What the exercise asks » Return the records that follow unaltered. Omit every picture.

Provided data »
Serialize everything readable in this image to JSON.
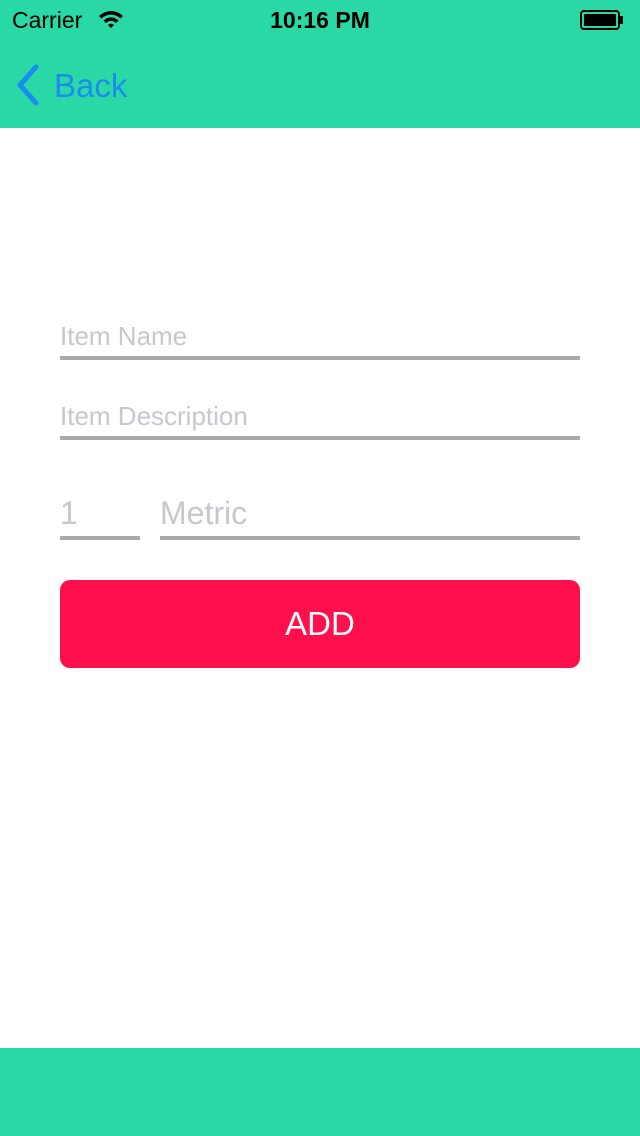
{
  "status_bar": {
    "carrier": "Carrier",
    "time": "10:16 PM",
    "wifi_icon": "wifi-icon",
    "battery_icon": "battery-icon"
  },
  "nav": {
    "back_label": "Back",
    "back_icon": "chevron-left-icon"
  },
  "form": {
    "item_name": {
      "placeholder": "Item Name",
      "value": ""
    },
    "item_description": {
      "placeholder": "Item Description",
      "value": ""
    },
    "quantity": {
      "placeholder": "1",
      "value": ""
    },
    "metric": {
      "placeholder": "Metric",
      "value": ""
    },
    "add_label": "ADD"
  },
  "colors": {
    "bar_background": "#2ad8a6",
    "back_tint": "#1a8cf0",
    "add_button": "#ff0f4b",
    "field_underline": "#a9a9a9",
    "placeholder": "#c7c7cd"
  }
}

The solution »
Serialize everything readable in this image to JSON.
{
  "status_bar": {
    "carrier": "Carrier",
    "time": "10:16 PM",
    "wifi_icon": "wifi-icon",
    "battery_icon": "battery-icon"
  },
  "nav": {
    "back_label": "Back",
    "back_icon": "chevron-left-icon"
  },
  "form": {
    "item_name": {
      "placeholder": "Item Name",
      "value": ""
    },
    "item_description": {
      "placeholder": "Item Description",
      "value": ""
    },
    "quantity": {
      "placeholder": "1",
      "value": ""
    },
    "metric": {
      "placeholder": "Metric",
      "value": ""
    },
    "add_label": "ADD"
  },
  "colors": {
    "bar_background": "#2ad8a6",
    "back_tint": "#1a8cf0",
    "add_button": "#ff0f4b",
    "field_underline": "#a9a9a9",
    "placeholder": "#c7c7cd"
  }
}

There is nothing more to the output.